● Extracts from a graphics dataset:

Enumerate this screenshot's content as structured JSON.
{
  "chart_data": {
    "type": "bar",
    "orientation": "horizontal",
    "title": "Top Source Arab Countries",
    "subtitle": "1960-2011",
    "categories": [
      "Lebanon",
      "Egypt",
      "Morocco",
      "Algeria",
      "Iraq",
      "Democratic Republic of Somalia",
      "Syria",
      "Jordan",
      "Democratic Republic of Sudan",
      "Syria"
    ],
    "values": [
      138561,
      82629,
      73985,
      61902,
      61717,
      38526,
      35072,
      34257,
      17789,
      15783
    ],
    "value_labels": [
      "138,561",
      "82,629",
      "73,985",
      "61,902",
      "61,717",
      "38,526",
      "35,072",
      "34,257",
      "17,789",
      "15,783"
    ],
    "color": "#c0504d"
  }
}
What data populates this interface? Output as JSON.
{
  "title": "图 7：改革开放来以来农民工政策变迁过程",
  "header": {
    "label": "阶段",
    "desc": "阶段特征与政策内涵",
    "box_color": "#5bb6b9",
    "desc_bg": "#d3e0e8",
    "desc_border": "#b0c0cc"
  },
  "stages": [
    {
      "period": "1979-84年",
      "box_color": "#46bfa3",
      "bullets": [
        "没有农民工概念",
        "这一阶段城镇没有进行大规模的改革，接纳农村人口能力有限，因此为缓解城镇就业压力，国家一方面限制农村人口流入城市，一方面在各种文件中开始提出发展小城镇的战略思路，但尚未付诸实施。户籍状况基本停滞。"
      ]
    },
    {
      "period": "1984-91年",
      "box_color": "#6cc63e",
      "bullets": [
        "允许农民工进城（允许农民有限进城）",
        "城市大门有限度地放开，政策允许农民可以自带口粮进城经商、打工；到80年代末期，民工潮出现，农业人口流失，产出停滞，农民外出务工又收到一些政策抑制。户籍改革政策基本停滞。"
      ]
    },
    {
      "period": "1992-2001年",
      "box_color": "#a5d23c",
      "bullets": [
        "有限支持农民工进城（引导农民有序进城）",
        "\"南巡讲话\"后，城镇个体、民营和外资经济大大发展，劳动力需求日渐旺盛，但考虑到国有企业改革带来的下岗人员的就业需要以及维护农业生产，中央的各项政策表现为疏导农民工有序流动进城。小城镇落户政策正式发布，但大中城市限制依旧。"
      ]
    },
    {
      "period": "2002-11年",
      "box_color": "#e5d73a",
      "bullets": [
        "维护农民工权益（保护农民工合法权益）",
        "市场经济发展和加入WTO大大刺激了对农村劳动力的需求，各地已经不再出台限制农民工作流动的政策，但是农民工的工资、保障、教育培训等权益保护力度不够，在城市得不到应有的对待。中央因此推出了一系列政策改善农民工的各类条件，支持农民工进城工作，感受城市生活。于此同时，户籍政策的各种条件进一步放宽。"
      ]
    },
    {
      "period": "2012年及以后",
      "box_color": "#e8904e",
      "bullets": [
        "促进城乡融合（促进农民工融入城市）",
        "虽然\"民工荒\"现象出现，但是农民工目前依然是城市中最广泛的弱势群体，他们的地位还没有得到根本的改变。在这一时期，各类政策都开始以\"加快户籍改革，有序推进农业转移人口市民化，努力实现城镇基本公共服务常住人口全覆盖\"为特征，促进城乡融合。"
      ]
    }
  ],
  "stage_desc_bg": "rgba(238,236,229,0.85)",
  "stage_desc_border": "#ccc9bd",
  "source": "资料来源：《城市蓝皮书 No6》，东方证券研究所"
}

● What you are asked to do:
Locate all lines that include the word "this" and copy them out.

● Result of the task:
Enumerate this screenshot's content as structured JSON.
What data populates this interface? Output as JSON.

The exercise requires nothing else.